[The request] Scan the entries below and extract each line with the word "等待协议相同" in it.

==============================

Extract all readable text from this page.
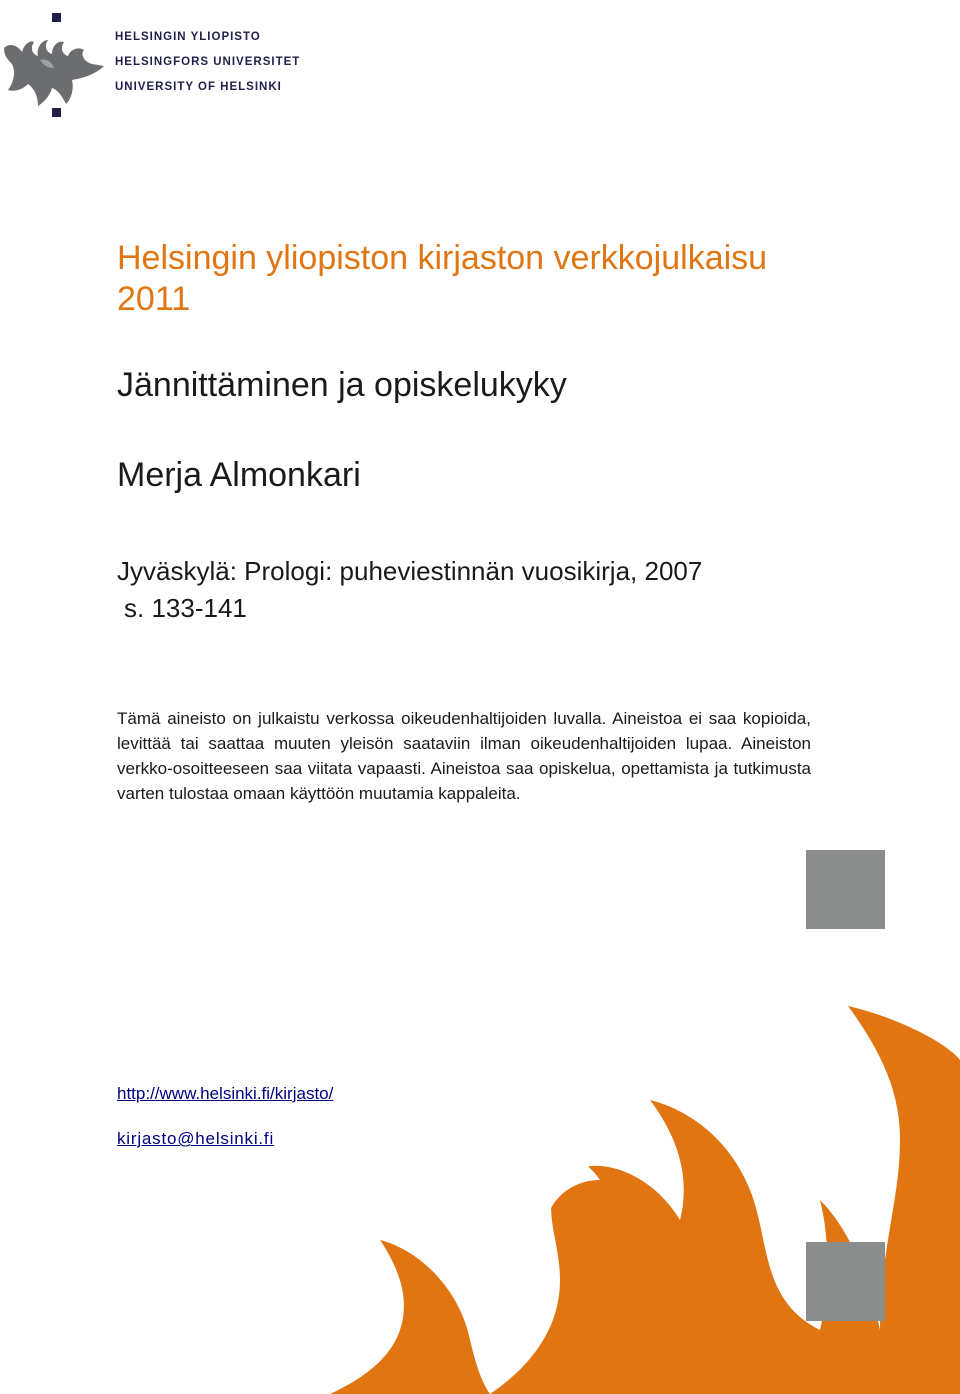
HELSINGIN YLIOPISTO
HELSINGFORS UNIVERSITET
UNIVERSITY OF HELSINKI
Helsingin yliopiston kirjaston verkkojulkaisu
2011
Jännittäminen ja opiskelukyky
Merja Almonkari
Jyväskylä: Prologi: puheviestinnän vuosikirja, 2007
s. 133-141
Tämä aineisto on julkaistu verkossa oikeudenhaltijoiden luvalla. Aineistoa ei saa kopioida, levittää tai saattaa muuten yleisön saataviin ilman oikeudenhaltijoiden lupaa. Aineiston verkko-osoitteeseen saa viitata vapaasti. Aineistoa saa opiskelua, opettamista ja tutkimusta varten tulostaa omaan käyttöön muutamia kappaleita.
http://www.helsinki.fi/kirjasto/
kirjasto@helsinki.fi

==============================

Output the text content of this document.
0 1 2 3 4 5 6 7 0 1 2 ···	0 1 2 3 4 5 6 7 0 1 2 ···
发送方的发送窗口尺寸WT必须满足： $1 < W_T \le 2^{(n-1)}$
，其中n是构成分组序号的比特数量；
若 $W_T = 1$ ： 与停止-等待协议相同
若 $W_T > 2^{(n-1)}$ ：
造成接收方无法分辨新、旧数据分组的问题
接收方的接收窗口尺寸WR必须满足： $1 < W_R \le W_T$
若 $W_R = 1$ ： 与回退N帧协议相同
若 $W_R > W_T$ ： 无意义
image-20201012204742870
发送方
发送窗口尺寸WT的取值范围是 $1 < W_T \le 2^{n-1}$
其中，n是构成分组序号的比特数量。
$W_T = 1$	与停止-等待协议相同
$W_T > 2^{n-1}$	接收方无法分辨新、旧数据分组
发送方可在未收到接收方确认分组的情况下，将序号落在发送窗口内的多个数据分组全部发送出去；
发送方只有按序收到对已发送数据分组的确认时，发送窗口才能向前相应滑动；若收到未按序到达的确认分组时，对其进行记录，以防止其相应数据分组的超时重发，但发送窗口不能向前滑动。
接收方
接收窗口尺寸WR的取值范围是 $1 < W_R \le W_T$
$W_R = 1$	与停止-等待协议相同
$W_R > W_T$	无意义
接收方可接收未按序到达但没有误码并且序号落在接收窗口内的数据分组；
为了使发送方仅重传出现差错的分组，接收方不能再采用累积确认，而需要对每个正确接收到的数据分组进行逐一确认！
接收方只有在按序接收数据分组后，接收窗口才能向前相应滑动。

==============================

[Full response]
若 $W_T = 1$ ： 与停止-等待协议相同
$W_T = 1$	与停止-等待协议相同
$W_R = 1$	与停止-等待协议相同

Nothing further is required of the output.